Tareas requeridas:
**1.** Edita un fragmento del texto, empezando por "Ya lo sé. Mi" y siguiendo hasta "mañana no toca.", y sustituye "guarida" por "trinchera".
**2.** Según el texto, ¿quién era entonces el director de la CIA que compareció ante senadores por el escándalo del Irangate?

Texto proporcionado:
....
Ya lo sé. Mi opinión no vale nada y es fácil criticar desde la guarida, desde la atalaya de la equidistancia. Ese aprendizaje lo adquirí en la última empresa donde trabajé, paradigma del cinismo. Pero esa es otra historia y esta mañana no toca.
La mejor estrategia para ocultar un hecho es pretender ser transparente. En eso son maestros los norteamericanos. Reagan aprendió de las mentiras y tropelías de Nixon, el desgraciado Tricky Dick, e inundaba de comunicados y datos a la prensa a través de sus voceros de la Casa Blanca, Departamento de Estado y Pentágono. Pero, claro, cuando la aguerrida prensa nacional punzaba se salía por peteneras y la acusaba de maldad y mentira. Ustedes pregunten, no se corten, que yo les contestaré lo que me dé la gana, afirmaba para su propio deleite y perplejidad de senadores en alguna de sus comparecencias en la Cámara Alta el entonces director de la CIA, William Casey para calmar las aguas del escándalo del Irangate. El actual presidente ha dejado enanos a sus antecesores. Ha roto todos los moldes, porque a su paranoia suma la zafiedad. Me avergüenza como humano que sea el líder de la primera potencia mundial.
....
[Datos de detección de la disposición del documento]
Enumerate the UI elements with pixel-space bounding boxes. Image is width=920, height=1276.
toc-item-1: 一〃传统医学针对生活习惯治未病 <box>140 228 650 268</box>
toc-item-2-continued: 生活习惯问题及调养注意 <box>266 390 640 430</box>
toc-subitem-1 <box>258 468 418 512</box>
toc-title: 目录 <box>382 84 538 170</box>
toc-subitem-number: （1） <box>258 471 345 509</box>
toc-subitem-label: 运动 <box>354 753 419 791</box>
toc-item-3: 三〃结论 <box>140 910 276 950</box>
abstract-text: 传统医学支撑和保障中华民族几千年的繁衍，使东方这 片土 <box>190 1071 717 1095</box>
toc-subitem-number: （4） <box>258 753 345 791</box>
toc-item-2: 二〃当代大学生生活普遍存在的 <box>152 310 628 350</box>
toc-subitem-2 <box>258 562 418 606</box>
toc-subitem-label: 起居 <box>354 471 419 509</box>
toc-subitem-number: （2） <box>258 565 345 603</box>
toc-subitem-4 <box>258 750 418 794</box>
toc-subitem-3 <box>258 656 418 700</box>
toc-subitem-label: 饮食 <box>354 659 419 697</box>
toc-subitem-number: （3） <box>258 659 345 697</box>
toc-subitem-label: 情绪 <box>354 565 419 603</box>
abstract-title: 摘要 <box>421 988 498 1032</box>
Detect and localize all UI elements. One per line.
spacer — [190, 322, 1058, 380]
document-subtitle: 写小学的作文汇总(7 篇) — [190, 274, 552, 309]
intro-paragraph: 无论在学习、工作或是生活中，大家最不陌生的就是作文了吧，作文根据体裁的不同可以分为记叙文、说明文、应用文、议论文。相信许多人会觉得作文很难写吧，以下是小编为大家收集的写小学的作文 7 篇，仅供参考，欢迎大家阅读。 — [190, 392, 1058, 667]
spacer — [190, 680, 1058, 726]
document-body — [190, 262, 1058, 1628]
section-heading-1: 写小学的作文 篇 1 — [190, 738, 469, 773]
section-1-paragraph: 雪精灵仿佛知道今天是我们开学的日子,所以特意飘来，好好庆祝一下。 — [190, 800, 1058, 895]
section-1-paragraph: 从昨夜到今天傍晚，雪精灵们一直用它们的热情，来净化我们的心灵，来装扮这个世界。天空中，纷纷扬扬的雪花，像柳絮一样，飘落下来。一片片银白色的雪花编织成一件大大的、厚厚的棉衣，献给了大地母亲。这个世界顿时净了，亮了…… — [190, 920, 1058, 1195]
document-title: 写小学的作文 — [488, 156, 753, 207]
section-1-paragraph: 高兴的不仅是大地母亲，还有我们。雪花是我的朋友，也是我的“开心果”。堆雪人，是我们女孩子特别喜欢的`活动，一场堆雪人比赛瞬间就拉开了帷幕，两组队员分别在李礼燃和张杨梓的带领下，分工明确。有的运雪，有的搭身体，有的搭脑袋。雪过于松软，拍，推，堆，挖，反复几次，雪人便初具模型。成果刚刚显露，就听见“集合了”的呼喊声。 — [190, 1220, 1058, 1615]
....
Respuestas por tarea:
**1.**
Ya lo sé. Mi opinión no vale nada y es fácil criticar desde la trinchera, desde la atalaya de la equidistancia. Ese aprendizaje lo adquirí en la última empresa donde trabajé, paradigma del cinismo. Pero esa es otra historia y esta mañana no toca.

**2.** William Casey.